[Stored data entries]
(begin)
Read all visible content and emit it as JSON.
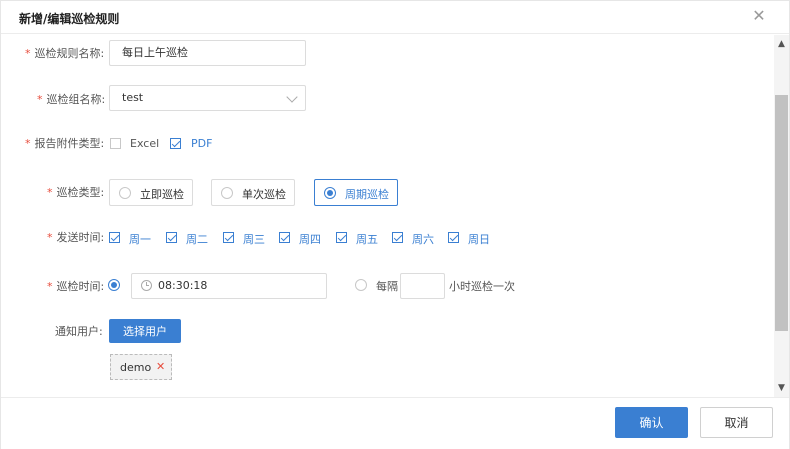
{
  "dialog": {
    "title": "新增/编辑巡检规则",
    "close_glyph": "✕"
  },
  "form": {
    "rule_name": {
      "label": "巡检规则名称:",
      "value": "每日上午巡检"
    },
    "group_name": {
      "label": "巡检组名称:",
      "value": "test"
    },
    "attachment_type": {
      "label": "报告附件类型:",
      "options": [
        {
          "label": "Excel",
          "checked": false
        },
        {
          "label": "PDF",
          "checked": true
        }
      ]
    },
    "inspection_type": {
      "label": "巡检类型:",
      "options": [
        {
          "label": "立即巡检",
          "selected": false
        },
        {
          "label": "单次巡检",
          "selected": false
        },
        {
          "label": "周期巡检",
          "selected": true
        }
      ]
    },
    "send_time": {
      "label": "发送时间:",
      "days": [
        {
          "label": "周一",
          "checked": true
        },
        {
          "label": "周二",
          "checked": true
        },
        {
          "label": "周三",
          "checked": true
        },
        {
          "label": "周四",
          "checked": true
        },
        {
          "label": "周五",
          "checked": true
        },
        {
          "label": "周六",
          "checked": true
        },
        {
          "label": "周日",
          "checked": true
        }
      ]
    },
    "inspection_time": {
      "label": "巡检时间:",
      "time_value": "08:30:18",
      "every_label": "每隔",
      "interval_value": "",
      "interval_suffix": "小时巡检一次",
      "fixed_selected": true
    },
    "notify_users": {
      "label": "通知用户:",
      "select_button": "选择用户",
      "tags": [
        {
          "label": "demo",
          "remove_glyph": "✕"
        }
      ]
    },
    "required_mark": "*"
  },
  "scrollbar": {
    "up_glyph": "▲",
    "down_glyph": "▼"
  },
  "footer": {
    "confirm_label": "确认",
    "cancel_label": "取消"
  },
  "colors": {
    "accent": "#3a7fd2",
    "required": "#e74c3c",
    "border": "#dcdcdc"
  }
}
(end)
Without the pictures, return all the records precisely as they stand.

_Solution for this task:_
Read all visible content and emit it as JSON.
{
  "dialog": {
    "title": "新增/编辑巡检规则",
    "close_glyph": "✕"
  },
  "form": {
    "rule_name": {
      "label": "巡检规则名称:",
      "value": "每日上午巡检"
    },
    "group_name": {
      "label": "巡检组名称:",
      "value": "test"
    },
    "attachment_type": {
      "label": "报告附件类型:",
      "options": [
        {
          "label": "Excel",
          "checked": false
        },
        {
          "label": "PDF",
          "checked": true
        }
      ]
    },
    "inspection_type": {
      "label": "巡检类型:",
      "options": [
        {
          "label": "立即巡检",
          "selected": false
        },
        {
          "label": "单次巡检",
          "selected": false
        },
        {
          "label": "周期巡检",
          "selected": true
        }
      ]
    },
    "send_time": {
      "label": "发送时间:",
      "days": [
        {
          "label": "周一",
          "checked": true
        },
        {
          "label": "周二",
          "checked": true
        },
        {
          "label": "周三",
          "checked": true
        },
        {
          "label": "周四",
          "checked": true
        },
        {
          "label": "周五",
          "checked": true
        },
        {
          "label": "周六",
          "checked": true
        },
        {
          "label": "周日",
          "checked": true
        }
      ]
    },
    "inspection_time": {
      "label": "巡检时间:",
      "time_value": "08:30:18",
      "every_label": "每隔",
      "interval_value": "",
      "interval_suffix": "小时巡检一次",
      "fixed_selected": true
    },
    "notify_users": {
      "label": "通知用户:",
      "select_button": "选择用户",
      "tags": [
        {
          "label": "demo",
          "remove_glyph": "✕"
        }
      ]
    },
    "required_mark": "*"
  },
  "scrollbar": {
    "up_glyph": "▲",
    "down_glyph": "▼"
  },
  "footer": {
    "confirm_label": "确认",
    "cancel_label": "取消"
  },
  "colors": {
    "accent": "#3a7fd2",
    "required": "#e74c3c",
    "border": "#dcdcdc"
  }
}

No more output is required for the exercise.